# Text block:
Diversity Statement
As a white cisgender woman in academia, I have devoted my energy to examining my own positionality and how it influences my teaching and research. I am dedicated to working on dismantling white supremacy in all facets of my life and my scholarship, with the goal of contributing to this work on a societal level. I seek to honor others, my students, colleagues, and the community, through humanizing practices that uphold individuals’ unique wisdoms. I do this through a personal commitment to student diversity, curricular diversity, and accessibility.
Student Diversity
In my classroom, I seek to honor students’ unique intersectional identities, including race, gender, language, ability, etc. It is my goal to get to know each of my students individually and to create a space where they feel comfortable in dialogue with one another about their differences in perspective and experience. I deliberately center the needs of Black, Brown, Indigenous, and otherwise marginalized students by enacting culturally sustaining pedagogies (Paris & Alim, 2017), and applying translanguaging (García & Wei, 2014), raciolinguistic perspectives (Flores & Rosa, 2015), and other critical multilingual literacies (España & Herrera, 2020). When teaching courses designed to move white students forward in their understanding of diversity, I prioritize representation in the curriculum and activities that are student-centered and student-led. That said, I have encountered white, privileged students who are resistant to taking up issues of diversity in the courses I have taught, and I have found that using guiding principles for conversations toward social justice (DiAngelo & Sensoy, 2014; Sensoy & DiAngelo, 2012) provide students a common ground for building understanding and a respectful community together. I continually work on my own understanding of anti-racist pedagogy by co-learning with my students, engaging in dialogue with anti-racist scholars through social media and academic conferences and journals, and staying informed about contemporary issues of diversity and inclusion.

# Work instruction 1:
In the diversity statement, what gives resistant white, privileged students a common ground for building understanding and a respectful community?
# Work instruction 2:
Decide whether each statement agrees with the diversity statement, and support each verdict with the deciding words quoted from it. (a) The writer centers the needs of marginalized students through culturally sustaining pedagogies. (b) The writer has never met students who resist taking up issues of diversity. (c) The writer's personal commitment includes accessibility.
# Work instruction 3:
Quote word for word the part of the diversity statement that begins at the words "Diversity Statement" and stops after "diversity, and accessibility.".
Rely on the diversity statement alone when responding.

Page segmentation data
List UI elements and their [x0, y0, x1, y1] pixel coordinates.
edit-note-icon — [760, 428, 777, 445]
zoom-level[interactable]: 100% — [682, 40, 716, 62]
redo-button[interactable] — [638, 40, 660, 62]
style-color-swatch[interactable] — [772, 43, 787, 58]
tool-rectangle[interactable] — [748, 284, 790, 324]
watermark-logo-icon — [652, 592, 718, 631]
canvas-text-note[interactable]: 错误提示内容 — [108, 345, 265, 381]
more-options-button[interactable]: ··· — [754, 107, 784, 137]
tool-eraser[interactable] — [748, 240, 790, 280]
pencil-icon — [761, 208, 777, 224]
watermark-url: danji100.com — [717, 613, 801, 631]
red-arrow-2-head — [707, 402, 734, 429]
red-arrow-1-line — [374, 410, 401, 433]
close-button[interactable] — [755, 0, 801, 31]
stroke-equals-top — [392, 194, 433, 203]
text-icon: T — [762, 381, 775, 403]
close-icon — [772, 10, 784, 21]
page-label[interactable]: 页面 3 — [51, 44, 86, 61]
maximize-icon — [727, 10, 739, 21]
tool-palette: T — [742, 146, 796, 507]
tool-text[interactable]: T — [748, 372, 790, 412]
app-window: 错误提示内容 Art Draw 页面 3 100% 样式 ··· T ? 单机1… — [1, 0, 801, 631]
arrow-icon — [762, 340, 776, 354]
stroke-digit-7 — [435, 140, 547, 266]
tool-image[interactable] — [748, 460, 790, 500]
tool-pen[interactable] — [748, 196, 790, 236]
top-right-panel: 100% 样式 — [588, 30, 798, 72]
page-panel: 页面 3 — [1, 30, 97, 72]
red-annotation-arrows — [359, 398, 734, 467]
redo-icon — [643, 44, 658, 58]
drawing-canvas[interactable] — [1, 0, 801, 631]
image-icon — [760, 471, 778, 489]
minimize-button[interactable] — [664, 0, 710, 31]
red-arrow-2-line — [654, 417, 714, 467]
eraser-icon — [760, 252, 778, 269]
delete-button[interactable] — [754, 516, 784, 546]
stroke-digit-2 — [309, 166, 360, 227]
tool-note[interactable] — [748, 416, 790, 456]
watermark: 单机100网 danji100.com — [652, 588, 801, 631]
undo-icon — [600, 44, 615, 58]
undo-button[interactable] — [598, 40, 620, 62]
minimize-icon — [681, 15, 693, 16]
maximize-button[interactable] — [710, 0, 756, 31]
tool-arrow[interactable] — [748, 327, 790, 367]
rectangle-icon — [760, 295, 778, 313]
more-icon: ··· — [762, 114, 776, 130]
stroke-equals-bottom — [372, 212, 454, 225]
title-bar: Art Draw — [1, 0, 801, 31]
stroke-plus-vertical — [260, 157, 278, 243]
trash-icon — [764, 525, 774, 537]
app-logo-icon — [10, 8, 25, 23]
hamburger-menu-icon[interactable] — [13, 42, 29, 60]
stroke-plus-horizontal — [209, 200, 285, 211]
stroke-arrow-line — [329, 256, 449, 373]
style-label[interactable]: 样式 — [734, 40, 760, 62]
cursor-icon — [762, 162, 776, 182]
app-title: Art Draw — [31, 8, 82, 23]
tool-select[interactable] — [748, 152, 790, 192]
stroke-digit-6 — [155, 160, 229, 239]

# Exercise answer 1:
Guiding principles for conversations toward social justice.

# Exercise answer 2:
(a) Yes: "I deliberately center the needs of Black, Brown, Indigenous, and otherwise marginalized students by enacting culturally sustaining pedagogies"
(b) No: "I have encountered white, privileged students who are resistant to taking up issues of diversity in the courses I have taught"
(c) Yes: "a personal commitment to student diversity, curricular diversity, and accessibility"

# Exercise answer 3:
Diversity Statement
As a white cisgender woman in academia, I have devoted my energy to examining my own positionality and how it influences my teaching and research. I am dedicated to working on dismantling white supremacy in all facets of my life and my scholarship, with the goal of contributing to this work on a societal level. I seek to honor others, my students, colleagues, and the community, through humanizing practices that uphold individuals’ unique wisdoms. I do this through a personal commitment to student diversity, curricular diversity, and accessibility.